#### [Requirement]
Any picture among the records should be left out, please; retype the rest exactly.

#### [Raw records]
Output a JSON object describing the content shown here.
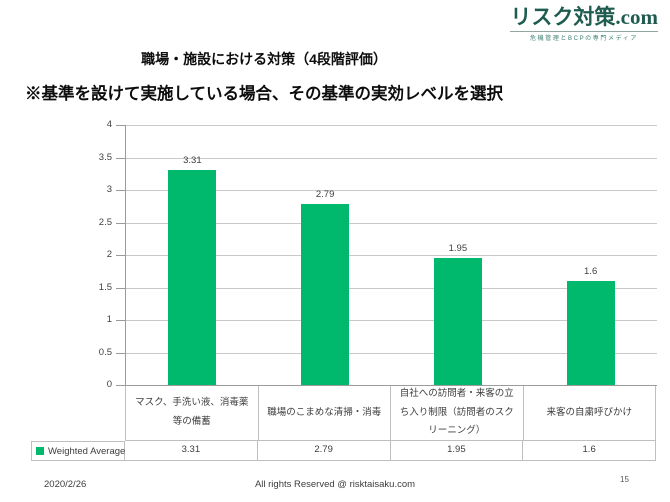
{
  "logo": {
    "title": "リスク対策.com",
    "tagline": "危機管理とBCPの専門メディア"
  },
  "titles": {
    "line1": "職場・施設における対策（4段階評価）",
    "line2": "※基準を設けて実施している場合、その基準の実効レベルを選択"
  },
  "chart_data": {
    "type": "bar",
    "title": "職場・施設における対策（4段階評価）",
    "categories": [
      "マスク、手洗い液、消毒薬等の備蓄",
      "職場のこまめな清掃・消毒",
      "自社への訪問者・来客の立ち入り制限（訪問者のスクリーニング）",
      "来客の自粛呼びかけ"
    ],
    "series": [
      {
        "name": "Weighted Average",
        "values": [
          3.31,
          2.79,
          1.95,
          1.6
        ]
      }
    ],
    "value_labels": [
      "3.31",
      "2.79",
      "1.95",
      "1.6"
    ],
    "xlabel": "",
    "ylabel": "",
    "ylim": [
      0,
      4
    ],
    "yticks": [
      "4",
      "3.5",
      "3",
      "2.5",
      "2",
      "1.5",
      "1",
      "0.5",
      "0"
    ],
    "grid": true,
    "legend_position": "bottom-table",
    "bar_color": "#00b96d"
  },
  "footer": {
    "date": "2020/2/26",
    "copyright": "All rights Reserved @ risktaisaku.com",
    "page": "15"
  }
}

#### [Solution to this problem]
Output a JSON object describing the content shown here.
{
  "logo": {
    "title": "リスク対策.com",
    "tagline": "危機管理とBCPの専門メディア"
  },
  "titles": {
    "line1": "職場・施設における対策（4段階評価）",
    "line2": "※基準を設けて実施している場合、その基準の実効レベルを選択"
  },
  "chart_data": {
    "type": "bar",
    "title": "職場・施設における対策（4段階評価）",
    "categories": [
      "マスク、手洗い液、消毒薬等の備蓄",
      "職場のこまめな清掃・消毒",
      "自社への訪問者・来客の立ち入り制限（訪問者のスクリーニング）",
      "来客の自粛呼びかけ"
    ],
    "series": [
      {
        "name": "Weighted Average",
        "values": [
          3.31,
          2.79,
          1.95,
          1.6
        ]
      }
    ],
    "value_labels": [
      "3.31",
      "2.79",
      "1.95",
      "1.6"
    ],
    "xlabel": "",
    "ylabel": "",
    "ylim": [
      0,
      4
    ],
    "yticks": [
      "4",
      "3.5",
      "3",
      "2.5",
      "2",
      "1.5",
      "1",
      "0.5",
      "0"
    ],
    "grid": true,
    "legend_position": "bottom-table",
    "bar_color": "#00b96d"
  },
  "footer": {
    "date": "2020/2/26",
    "copyright": "All rights Reserved @ risktaisaku.com",
    "page": "15"
  }
}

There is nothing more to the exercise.